PROVIDED TEXT ::

------------------------------------------------

Update: The surly blog post from 7/25 but still no expected arrival date... I really need this bike.

http://www.surlybikes.com/surlyblog.html

bm


----------



## tl1 (Dec 21, 2003)

*Looks like Kona beat them to it.*

http://forums.mtbr.com/showthread.php?t=321895


----------



## SelfPropelledDevo (Oct 2, 2005)

from the Surly Blog:

"The purchase order is in, and the Big Dummy is scheduled for production. Expect 'em to show up late November/early December if all goes well. We apologize for the delay, but we're sure you'll appreciate the improvements we've made prior to the first production run."


----------



## Guest (Aug 9, 2007)

Is it going to have that curved top-tube? I'm not in love with that... I do like that green. Too bad that won't be the color.

bm


----------



## russian fighter (Jul 17, 2006)

Anyone guess what handlebars those are on the Kona? I'd like a pair of black ones like that.


----------



## mangoman (Oct 25, 2005)

mbabaracus said:


> Is it going to have that curved top-tube? I'm not in love with that... I do like that green. Too bad that won't be the color.
> 
> bm


Curved top-tube: Yes. Military-ish green color: Yes.

And I just pre-ordered an 18" Big Dummy!

And great news from Surly today:

_Thursday, January 03, 2008_
*Big and Dumb*

Big Dummy production is now complete. Thanks to the long ass frame, longer than a tandem, it totally clogged production at the frame and paint shops. As soon as they're boxed up and shipped, they'll be on their way to our warehouse. So we should have them in stock around mid-February.


----------



## SelfPropelledDevo (Oct 2, 2005)

xtracycle poster

__
https://flic.kr/p/2185796403


----------



## mangoman (Oct 25, 2005)

Wha-wha-whaaaaat? I can't comment on that person's Flickr shot! Bumblahbumblefudge. What in the wide wide world o' sports? Where's that flyer from? I'm frothing at the mouth!


----------



## bigsam (Jun 28, 2006)

:thumbsup: http://www.xtracycle.com/blog/

check out xtracycle's blog. They're going to be offering the big dummy complete. preorder yours today. No word on a price though.


----------



## SelfPropelledDevo (Oct 2, 2005)

ok, so this is the Xtracycle yahoo group
http://groups.yahoo.com/group/rootsradicals/
check it out. 
yet another place to lurk, and live vicariously 
crowdsourcing or whatever the hip new buzz words are for what it is that i/we do here in cyberspace.

i could swear i read somewhere that Xtracycle is going to offer 58 complete bikes.

on another note, tonight my girlfriend and i took off for Mexican food, a cruise around the neighborhood(s), stop at the grocery store, pick up 10lbs of kitty litter, 2 1/2 gal jugs of ice cream, produce, and cans of cat food.

------------------------------------------------

DATASET CONTENT ::

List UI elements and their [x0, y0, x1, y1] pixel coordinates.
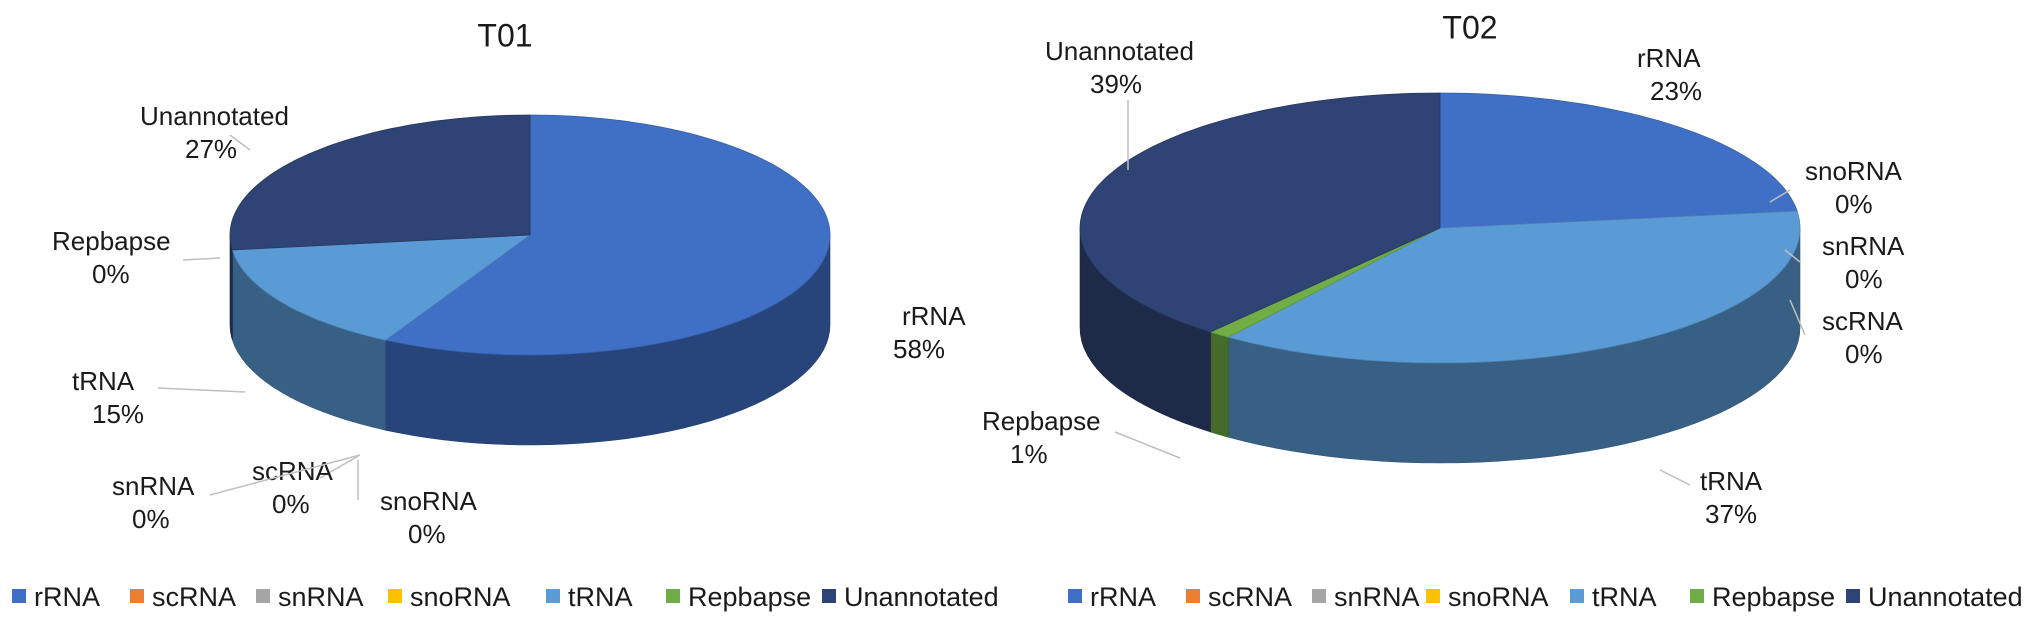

------------------------------------------------

STATED GOAL 1 ::
List every web address that appears in the Big Dummy thread.
STATED GOAL 2 ::
Extend the Big Dummy thread, picking up right after its last sentence.
None of the lines are needed here.

FINAL RESULT 1 ::
- http://www.surlybikes.com/surlyblog.html
- http://forums.mtbr.com/showthread.php?t=321895
- https://flic.kr/p/2185796403
- http://www.xtracycle.com/blog/
- http://groups.yahoo.com/group/rootsradicals/

FINAL RESULT 2 ::
left overs from dinner went into one of the panniers up front
the rest into the BOB trailer dry sack, she sat on the back, with footsies, and the handle bar/stem ghetto rig job i did.

funny how its become so "hip" now.


----------



## SelfPropelledDevo (Oct 2, 2005)

*bike rubbish*

this photo is from this guy's website. 
http://bikerubbish.com/bikey/index.php?itemid=97
pretty cool stuff...


----------



## SelfPropelledDevo (Oct 2, 2005)

*too much now...*

way cool 
http://www.bikeforums.net/showthread.php?t=364676


----------



## mangoman (Oct 25, 2005)

Wow...for anyone interested in the longtail/cargo deal, that BikeRubbish.com site that Devo posted has some really beautiful shots. Best, most thoughtful shots I've seen yet.


----------



## SelfPropelledDevo (Oct 2, 2005)

http://www.pleasantrevolution.net/2008/01/11/kipchoge-and-his-big-dummy/


----------



## SelfPropelledDevo (Oct 2, 2005)

Ginger Ninjas on Myspace...

http://www.myspace.com/gingermyninja


----------



## SelfPropelledDevo (Oct 2, 2005)

*lookie at all the stuff*

i keep finding cool pics
the top pic from: http://www.bikesatwork.com/custom-projects/
i like this website, cuz i keep lookin at the trailers, and keep thinking about selling my BOB.

and the bottom pic from: Hunter Cycles


----------



## mangoman (Oct 25, 2005)

Dewwwd...that second one (the shorter bike)...Me likey.


----------



## dfltroll (Nov 3, 2005)

I was at the store this morning getting some coffee and a few other items. As I was stuffing the Carradice bag on my CC I started thinking about how much more I could carry with a Big Dummy. Hmmm....


----------



## SelfPropelledDevo (Oct 2, 2005)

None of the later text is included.